TASK: Reproduce the listing below line for line, leaving every character unchanged.

RECORDS SHOWN:
>> Start

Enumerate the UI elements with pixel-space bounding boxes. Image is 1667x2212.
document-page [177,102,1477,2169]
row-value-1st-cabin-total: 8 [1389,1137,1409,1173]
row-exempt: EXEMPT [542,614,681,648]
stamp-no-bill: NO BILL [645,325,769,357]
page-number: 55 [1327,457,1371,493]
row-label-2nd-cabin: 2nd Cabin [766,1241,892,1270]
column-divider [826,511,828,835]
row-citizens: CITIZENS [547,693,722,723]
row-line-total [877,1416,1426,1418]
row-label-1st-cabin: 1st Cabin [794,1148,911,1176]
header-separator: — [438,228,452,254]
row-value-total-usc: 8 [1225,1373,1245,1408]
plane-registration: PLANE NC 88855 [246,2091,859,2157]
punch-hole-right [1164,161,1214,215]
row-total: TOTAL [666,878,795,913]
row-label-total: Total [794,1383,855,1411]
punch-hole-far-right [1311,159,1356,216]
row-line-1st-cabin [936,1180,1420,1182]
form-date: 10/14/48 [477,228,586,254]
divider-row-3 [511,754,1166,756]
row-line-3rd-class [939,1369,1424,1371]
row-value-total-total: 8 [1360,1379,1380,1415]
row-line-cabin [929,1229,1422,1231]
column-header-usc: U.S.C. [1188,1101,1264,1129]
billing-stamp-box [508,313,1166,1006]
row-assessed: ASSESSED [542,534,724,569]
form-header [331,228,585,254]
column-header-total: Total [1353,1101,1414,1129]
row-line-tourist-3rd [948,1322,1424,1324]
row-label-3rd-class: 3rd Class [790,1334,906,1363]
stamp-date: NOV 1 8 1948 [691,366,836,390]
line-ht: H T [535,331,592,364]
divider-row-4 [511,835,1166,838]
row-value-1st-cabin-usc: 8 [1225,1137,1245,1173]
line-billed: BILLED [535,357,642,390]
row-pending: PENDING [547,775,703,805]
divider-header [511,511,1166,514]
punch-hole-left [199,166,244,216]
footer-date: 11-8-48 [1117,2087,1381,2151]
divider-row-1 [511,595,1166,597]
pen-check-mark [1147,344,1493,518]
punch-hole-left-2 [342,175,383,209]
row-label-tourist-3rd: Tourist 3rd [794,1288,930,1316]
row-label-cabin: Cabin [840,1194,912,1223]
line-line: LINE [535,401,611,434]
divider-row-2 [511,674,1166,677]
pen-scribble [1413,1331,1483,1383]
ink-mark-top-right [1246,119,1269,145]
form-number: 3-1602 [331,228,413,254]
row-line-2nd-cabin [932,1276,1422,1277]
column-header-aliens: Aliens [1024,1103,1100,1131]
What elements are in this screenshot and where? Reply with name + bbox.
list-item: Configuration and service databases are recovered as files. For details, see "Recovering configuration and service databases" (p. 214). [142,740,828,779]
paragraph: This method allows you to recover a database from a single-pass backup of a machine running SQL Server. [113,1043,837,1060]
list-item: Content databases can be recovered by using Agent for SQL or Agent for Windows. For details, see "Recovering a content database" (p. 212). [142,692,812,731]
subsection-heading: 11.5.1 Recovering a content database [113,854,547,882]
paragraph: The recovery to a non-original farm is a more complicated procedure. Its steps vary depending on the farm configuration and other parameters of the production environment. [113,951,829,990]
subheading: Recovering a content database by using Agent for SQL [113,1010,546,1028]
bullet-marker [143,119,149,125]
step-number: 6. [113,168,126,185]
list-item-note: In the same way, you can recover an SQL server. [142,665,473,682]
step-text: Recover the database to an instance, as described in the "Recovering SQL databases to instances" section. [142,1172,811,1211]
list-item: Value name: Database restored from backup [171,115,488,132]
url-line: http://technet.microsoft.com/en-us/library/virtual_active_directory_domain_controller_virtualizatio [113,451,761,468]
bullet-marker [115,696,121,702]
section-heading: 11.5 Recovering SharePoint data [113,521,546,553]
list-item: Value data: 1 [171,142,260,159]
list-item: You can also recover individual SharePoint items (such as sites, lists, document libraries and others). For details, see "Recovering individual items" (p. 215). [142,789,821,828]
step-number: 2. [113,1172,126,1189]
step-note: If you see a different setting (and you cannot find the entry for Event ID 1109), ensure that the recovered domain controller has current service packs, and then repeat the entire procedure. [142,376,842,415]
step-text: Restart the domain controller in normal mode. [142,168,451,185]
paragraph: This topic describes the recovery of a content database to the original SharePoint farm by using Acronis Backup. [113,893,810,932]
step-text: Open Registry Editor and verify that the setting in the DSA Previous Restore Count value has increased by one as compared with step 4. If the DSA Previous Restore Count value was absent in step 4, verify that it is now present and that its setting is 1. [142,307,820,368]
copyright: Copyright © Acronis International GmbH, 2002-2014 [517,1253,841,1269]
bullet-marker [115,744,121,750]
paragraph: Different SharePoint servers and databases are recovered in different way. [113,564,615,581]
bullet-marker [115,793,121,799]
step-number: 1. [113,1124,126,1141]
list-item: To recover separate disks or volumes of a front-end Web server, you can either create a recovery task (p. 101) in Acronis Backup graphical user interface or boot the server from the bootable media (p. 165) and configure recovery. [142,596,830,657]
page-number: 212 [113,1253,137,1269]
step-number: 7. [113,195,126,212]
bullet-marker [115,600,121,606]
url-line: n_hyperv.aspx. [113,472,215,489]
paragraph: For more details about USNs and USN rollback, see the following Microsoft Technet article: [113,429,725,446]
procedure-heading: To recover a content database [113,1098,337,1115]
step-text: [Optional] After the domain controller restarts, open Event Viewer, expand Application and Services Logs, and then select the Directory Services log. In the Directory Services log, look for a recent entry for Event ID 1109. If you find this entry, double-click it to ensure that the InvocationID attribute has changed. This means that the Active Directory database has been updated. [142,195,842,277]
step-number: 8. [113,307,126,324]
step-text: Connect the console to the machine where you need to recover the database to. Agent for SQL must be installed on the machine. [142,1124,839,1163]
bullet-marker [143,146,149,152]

>> End

FULL RESPONSE:
Enumerate the UI elements with pixel-space bounding boxes. Image is 1667x2212.
document-page [177,102,1477,2169]
row-value-1st-cabin-total: 8 [1389,1137,1409,1173]
row-exempt: EXEMPT [542,614,681,648]
stamp-no-bill: NO BILL [645,325,769,357]
page-number: 55 [1327,457,1371,493]
row-label-2nd-cabin: 2nd Cabin [766,1241,892,1270]
column-divider [826,511,828,835]
row-citizens: CITIZENS [547,693,722,723]
row-line-total [877,1416,1426,1418]
row-label-1st-cabin: 1st Cabin [794,1148,911,1176]
header-separator: — [438,228,452,254]
row-value-total-usc: 8 [1225,1373,1245,1408]
plane-registration: PLANE NC 88855 [246,2091,859,2157]
punch-hole-right [1164,161,1214,215]
row-total: TOTAL [666,878,795,913]
row-label-total: Total [794,1383,855,1411]
punch-hole-far-right [1311,159,1356,216]
row-line-1st-cabin [936,1180,1420,1182]
form-date: 10/14/48 [477,228,586,254]
divider-row-3 [511,754,1166,756]
row-line-3rd-class [939,1369,1424,1371]
row-value-total-total: 8 [1360,1379,1380,1415]
row-line-cabin [929,1229,1422,1231]
column-header-usc: U.S.C. [1188,1101,1264,1129]
billing-stamp-box [508,313,1166,1006]
row-assessed: ASSESSED [542,534,724,569]
form-header [331,228,585,254]
column-header-total: Total [1353,1101,1414,1129]
row-line-tourist-3rd [948,1322,1424,1324]
row-label-3rd-class: 3rd Class [790,1334,906,1363]
stamp-date: NOV 1 8 1948 [691,366,836,390]
line-ht: H T [535,331,592,364]
divider-row-4 [511,835,1166,838]
row-value-1st-cabin-usc: 8 [1225,1137,1245,1173]
line-billed: BILLED [535,357,642,390]
row-pending: PENDING [547,775,703,805]
divider-header [511,511,1166,514]
punch-hole-left [199,166,244,216]
footer-date: 11-8-48 [1117,2087,1381,2151]
divider-row-1 [511,595,1166,597]
pen-check-mark [1147,344,1493,518]
punch-hole-left-2 [342,175,383,209]
row-label-tourist-3rd: Tourist 3rd [794,1288,930,1316]
row-label-cabin: Cabin [840,1194,912,1223]
line-line: LINE [535,401,611,434]
divider-row-2 [511,674,1166,677]
pen-scribble [1413,1331,1483,1383]
ink-mark-top-right [1246,119,1269,145]
form-number: 3-1602 [331,228,413,254]
row-line-2nd-cabin [932,1276,1422,1277]
column-header-aliens: Aliens [1024,1103,1100,1131]
What elements are in this screenshot and where? Reply with name + bbox.
list-item: Configuration and service databases are recovered as files. For details, see "Recovering configuration and service databases" (p. 214). [142,740,828,779]
paragraph: This method allows you to recover a database from a single-pass backup of a machine running SQL Server. [113,1043,837,1060]
list-item: Content databases can be recovered by using Agent for SQL or Agent for Windows. For details, see "Recovering a content database" (p. 212). [142,692,812,731]
subsection-heading: 11.5.1 Recovering a content database [113,854,547,882]
paragraph: The recovery to a non-original farm is a more complicated procedure. Its steps vary depending on the farm configuration and other parameters of the production environment. [113,951,829,990]
subheading: Recovering a content database by using Agent for SQL [113,1010,546,1028]
bullet-marker [143,119,149,125]
step-number: 6. [113,168,126,185]
list-item-note: In the same way, you can recover an SQL server. [142,665,473,682]
step-text: Recover the database to an instance, as described in the "Recovering SQL databases to instances" section. [142,1172,811,1211]
list-item: Value name: Database restored from backup [171,115,488,132]
url-line: http://technet.microsoft.com/en-us/library/virtual_active_directory_domain_controller_virtualizatio [113,451,761,468]
bullet-marker [115,696,121,702]
section-heading: 11.5 Recovering SharePoint data [113,521,546,553]
list-item: Value data: 1 [171,142,260,159]
list-item: You can also recover individual SharePoint items (such as sites, lists, document libraries and others). For details, see "Recovering individual items" (p. 215). [142,789,821,828]
step-number: 2. [113,1172,126,1189]
step-note: If you see a different setting (and you cannot find the entry for Event ID 1109), ensure that the recovered domain controller has current service packs, and then repeat the entire procedure. [142,376,842,415]
step-text: Restart the domain controller in normal mode. [142,168,451,185]
paragraph: This topic describes the recovery of a content database to the original SharePoint farm by using Acronis Backup. [113,893,810,932]
step-text: Open Registry Editor and verify that the setting in the DSA Previous Restore Count value has increased by one as compared with step 4. If the DSA Previous Restore Count value was absent in step 4, verify that it is now present and that its setting is 1. [142,307,820,368]
copyright: Copyright © Acronis International GmbH, 2002-2014 [517,1253,841,1269]
bullet-marker [115,744,121,750]
paragraph: Different SharePoint servers and databases are recovered in different way. [113,564,615,581]
bullet-marker [115,793,121,799]
step-number: 1. [113,1124,126,1141]
list-item: To recover separate disks or volumes of a front-end Web server, you can either create a recovery task (p. 101) in Acronis Backup graphical user interface or boot the server from the bootable media (p. 165) and configure recovery. [142,596,830,657]
page-number: 212 [113,1253,137,1269]
step-number: 7. [113,195,126,212]
bullet-marker [115,600,121,606]
url-line: n_hyperv.aspx. [113,472,215,489]
paragraph: For more details about USNs and USN rollback, see the following Microsoft Technet article: [113,429,725,446]
procedure-heading: To recover a content database [113,1098,337,1115]
step-text: [Optional] After the domain controller restarts, open Event Viewer, expand Application and Services Logs, and then select the Directory Services log. In the Directory Services log, look for a recent entry for Event ID 1109. If you find this entry, double-click it to ensure that the InvocationID attribute has changed. This means that the Active Directory database has been updated. [142,195,842,277]
step-number: 8. [113,307,126,324]
step-text: Connect the console to the machine where you need to recover the database to. Agent for SQL must be installed on the machine. [142,1124,839,1163]
bullet-marker [143,146,149,152]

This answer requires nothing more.